## BEGIN RECORDS TO USE
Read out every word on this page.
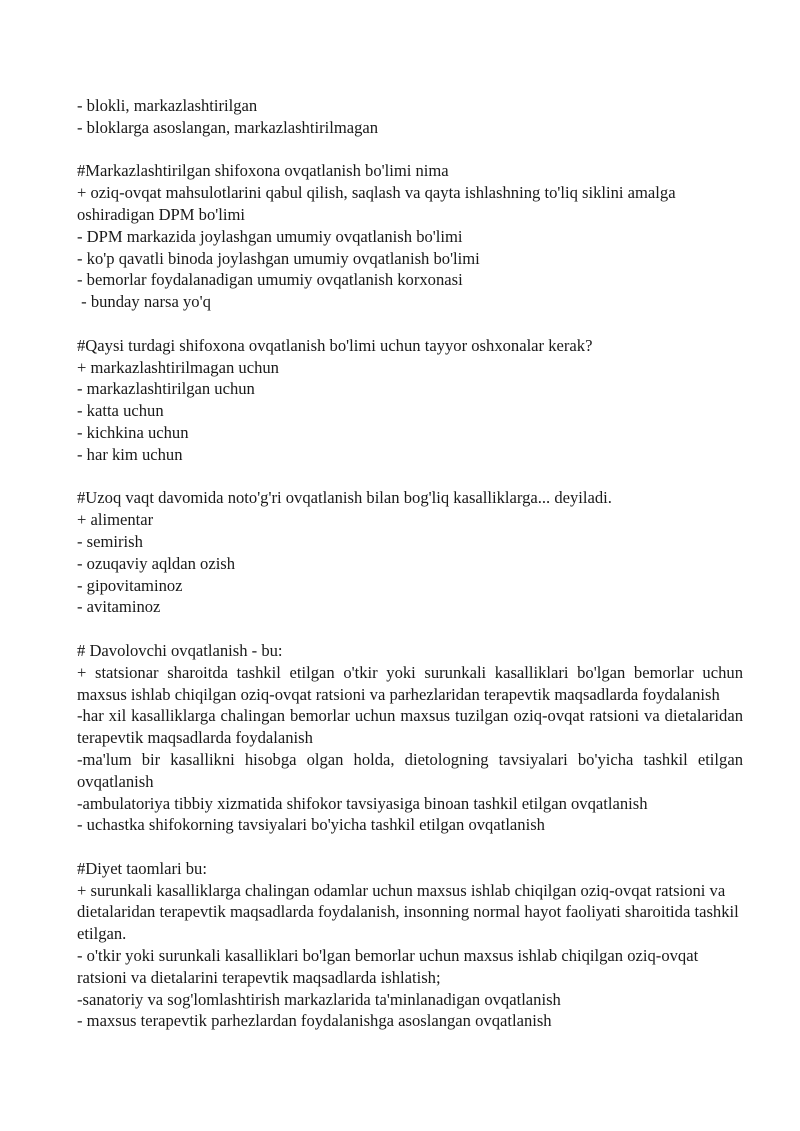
- blokli, markazlashtirilgan
- bloklarga asoslangan, markazlashtirilmagan
#Markazlashtirilgan shifoxona ovqatlanish bo'limi nima
+ oziq-ovqat mahsulotlarini qabul qilish, saqlash va qayta ishlashning to'liq siklini amalga oshiradigan DPM bo'limi
- DPM markazida joylashgan umumiy ovqatlanish bo'limi
- ko'p qavatli binoda joylashgan umumiy ovqatlanish bo'limi
- bemorlar foydalanadigan umumiy ovqatlanish korxonasi
- bunday narsa yo'q
#Qaysi turdagi shifoxona ovqatlanish bo'limi uchun tayyor oshxonalar kerak?
+ markazlashtirilmagan uchun
- markazlashtirilgan uchun
- katta uchun
- kichkina uchun
- har kim uchun
#Uzoq vaqt davomida noto'g'ri ovqatlanish bilan bog'liq kasalliklarga... deyiladi.
+ alimentar
- semirish
- ozuqaviy aqldan ozish
- gipovitaminoz
- avitaminoz
# Davolovchi ovqatlanish - bu:
+ statsionar sharoitda tashkil etilgan o'tkir yoki surunkali kasalliklari bo'lgan bemorlar uchun maxsus ishlab chiqilgan oziq-ovqat ratsioni va parhezlaridan terapevtik maqsadlarda foydalanish
-har xil kasalliklarga chalingan bemorlar uchun maxsus tuzilgan oziq-ovqat ratsioni va dietalaridan terapevtik maqsadlarda foydalanish
-ma'lum bir kasallikni hisobga olgan holda, dietologning tavsiyalari bo'yicha tashkil etilgan ovqatlanish
-ambulatoriya tibbiy xizmatida shifokor tavsiyasiga binoan tashkil etilgan ovqatlanish
- uchastka shifokorning tavsiyalari bo'yicha tashkil etilgan ovqatlanish
#Diyet taomlari bu:
+ surunkali kasalliklarga chalingan odamlar uchun maxsus ishlab chiqilgan oziq-ovqat ratsioni va dietalaridan terapevtik maqsadlarda foydalanish, insonning normal hayot faoliyati sharoitida tashkil etilgan.
- o'tkir yoki surunkali kasalliklari bo'lgan bemorlar uchun maxsus ishlab chiqilgan oziq-ovqat ratsioni va dietalarini terapevtik maqsadlarda ishlatish;
-sanatoriy va sog'lomlashtirish markazlarida ta'minlanadigan ovqatlanish
- maxsus terapevtik parhezlardan foydalanishga asoslangan ovqatlanish
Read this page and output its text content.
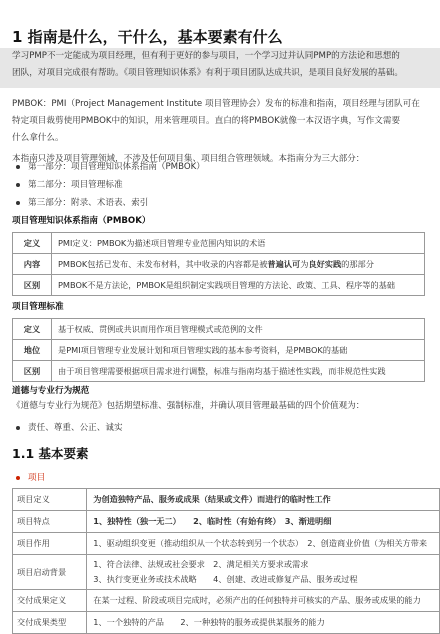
1 指南是什么，干什么，基本要素有什么
学习PMP不一定能成为项目经理，但有利于更好的参与项目，一个学习过并认同PMP的方法论和思想的
团队，对项目完成很有帮助。《项目管理知识体系》有利于项目团队达成共识，是项目良好发展的基础。
PMBOK：PMI（Project Management Institute 项目管理协会）发布的标准和指南，项目经理与团队可在
特定项目裁剪使用PMBOK中的知识，用来管理项目。直白的将PMBOK就像一本汉语字典，写作文需要
什么拿什么。
本指南只涉及项目管理领域，不涉及任何项目集、项目组合管理领域。本指南分为三大部分：
第一部分：项目管理知识体系指南（PMBOK）
第二部分：项目管理标准
第三部分：附录、术语表、索引
项目管理知识体系指南（PMBOK）
定义	PMI定义：PMBOK为描述项目管理专业范围内知识的术语
内容	PMBOK包括已发布、未发布材料，其中收录的内容都是被普遍认可为良好实践的那部分
区别	PMBOK不是方法论，PMBOK是组织制定实践项目管理的方法论、政策、工具、程序等的基础
项目管理标准
定义	基于权威、贯例或共识而用作项目管理模式或范例的文件
地位	是PMI项目管理专业发展计划和项目管理实践的基本参考资料，是PMBOK的基础
区别	由于项目管理需要根据项目需求进行调整，标准与指南均基于描述性实践，而非规范性实践
道德与专业行为规范
《道德与专业行为规范》包括期望标准、强制标准，并确认项目管理最基础的四个价值观为：
责任、尊重、公正、诚实
1.1 基本要素
项目
项目定义	为创造独特产品、服务或成果（结果或文件）而进行的临时性工作
项目特点	1、独特性（独一无二）　　2、临时性（有始有终）　3、渐进明细
项目作用	1、驱动组织变更（推动组织从一个状态转到另一个状态）　2、创造商业价值（为相关方带来
项目启动背景	1、符合法律、法规或社会要求　2、满足相关方要求或需求
3、执行变更业务或技术战略　　4、创建、改进或修复产品、服务或过程

交付成果定义	在某一过程、阶段或项目完成时，必须产出的任何独特并可核实的产品、服务或成果的能力
交付成果类型	1、一个独特的产品　　2、一种独特的服务或提供某服务的能力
## END RECORDS TO USE
▸ **AIM OF THE EXERCISE**
Give every line above again exactly, with no pictures.

▸ **TASK RESULT**
Read out every word on this page.
- blokli, markazlashtirilgan
- bloklarga asoslangan, markazlashtirilmagan
#Markazlashtirilgan shifoxona ovqatlanish bo'limi nima
+ oziq-ovqat mahsulotlarini qabul qilish, saqlash va qayta ishlashning to'liq siklini amalga oshiradigan DPM bo'limi
- DPM markazida joylashgan umumiy ovqatlanish bo'limi
- ko'p qavatli binoda joylashgan umumiy ovqatlanish bo'limi
- bemorlar foydalanadigan umumiy ovqatlanish korxonasi
- bunday narsa yo'q
#Qaysi turdagi shifoxona ovqatlanish bo'limi uchun tayyor oshxonalar kerak?
+ markazlashtirilmagan uchun
- markazlashtirilgan uchun
- katta uchun
- kichkina uchun
- har kim uchun
#Uzoq vaqt davomida noto'g'ri ovqatlanish bilan bog'liq kasalliklarga... deyiladi.
+ alimentar
- semirish
- ozuqaviy aqldan ozish
- gipovitaminoz
- avitaminoz
# Davolovchi ovqatlanish - bu:
+ statsionar sharoitda tashkil etilgan o'tkir yoki surunkali kasalliklari bo'lgan bemorlar uchun maxsus ishlab chiqilgan oziq-ovqat ratsioni va parhezlaridan terapevtik maqsadlarda foydalanish
-har xil kasalliklarga chalingan bemorlar uchun maxsus tuzilgan oziq-ovqat ratsioni va dietalaridan terapevtik maqsadlarda foydalanish
-ma'lum bir kasallikni hisobga olgan holda, dietologning tavsiyalari bo'yicha tashkil etilgan ovqatlanish
-ambulatoriya tibbiy xizmatida shifokor tavsiyasiga binoan tashkil etilgan ovqatlanish
- uchastka shifokorning tavsiyalari bo'yicha tashkil etilgan ovqatlanish
#Diyet taomlari bu:
+ surunkali kasalliklarga chalingan odamlar uchun maxsus ishlab chiqilgan oziq-ovqat ratsioni va dietalaridan terapevtik maqsadlarda foydalanish, insonning normal hayot faoliyati sharoitida tashkil etilgan.
- o'tkir yoki surunkali kasalliklari bo'lgan bemorlar uchun maxsus ishlab chiqilgan oziq-ovqat ratsioni va dietalarini terapevtik maqsadlarda ishlatish;
-sanatoriy va sog'lomlashtirish markazlarida ta'minlanadigan ovqatlanish
- maxsus terapevtik parhezlardan foydalanishga asoslangan ovqatlanish
Read this page and output its text content.
1 指南是什么，干什么，基本要素有什么
学习PMP不一定能成为项目经理，但有利于更好的参与项目，一个学习过并认同PMP的方法论和思想的
团队，对项目完成很有帮助。《项目管理知识体系》有利于项目团队达成共识，是项目良好发展的基础。
PMBOK：PMI（Project Management Institute 项目管理协会）发布的标准和指南，项目经理与团队可在
特定项目裁剪使用PMBOK中的知识，用来管理项目。直白的将PMBOK就像一本汉语字典，写作文需要
什么拿什么。
本指南只涉及项目管理领域，不涉及任何项目集、项目组合管理领域。本指南分为三大部分：
第一部分：项目管理知识体系指南（PMBOK）
第二部分：项目管理标准
第三部分：附录、术语表、索引
项目管理知识体系指南（PMBOK）
定义	PMI定义：PMBOK为描述项目管理专业范围内知识的术语
内容	PMBOK包括已发布、未发布材料，其中收录的内容都是被普遍认可为良好实践的那部分
区别	PMBOK不是方法论，PMBOK是组织制定实践项目管理的方法论、政策、工具、程序等的基础
项目管理标准
定义	基于权威、贯例或共识而用作项目管理模式或范例的文件
地位	是PMI项目管理专业发展计划和项目管理实践的基本参考资料，是PMBOK的基础
区别	由于项目管理需要根据项目需求进行调整，标准与指南均基于描述性实践，而非规范性实践
道德与专业行为规范
《道德与专业行为规范》包括期望标准、强制标准，并确认项目管理最基础的四个价值观为：
责任、尊重、公正、诚实
1.1 基本要素
项目
项目定义	为创造独特产品、服务或成果（结果或文件）而进行的临时性工作
项目特点	1、独特性（独一无二）　　2、临时性（有始有终）　3、渐进明细
项目作用	1、驱动组织变更（推动组织从一个状态转到另一个状态）　2、创造商业价值（为相关方带来
项目启动背景	1、符合法律、法规或社会要求　2、满足相关方要求或需求
3、执行变更业务或技术战略　　4、创建、改进或修复产品、服务或过程

交付成果定义	在某一过程、阶段或项目完成时，必须产出的任何独特并可核实的产品、服务或成果的能力
交付成果类型	1、一个独特的产品　　2、一种独特的服务或提供某服务的能力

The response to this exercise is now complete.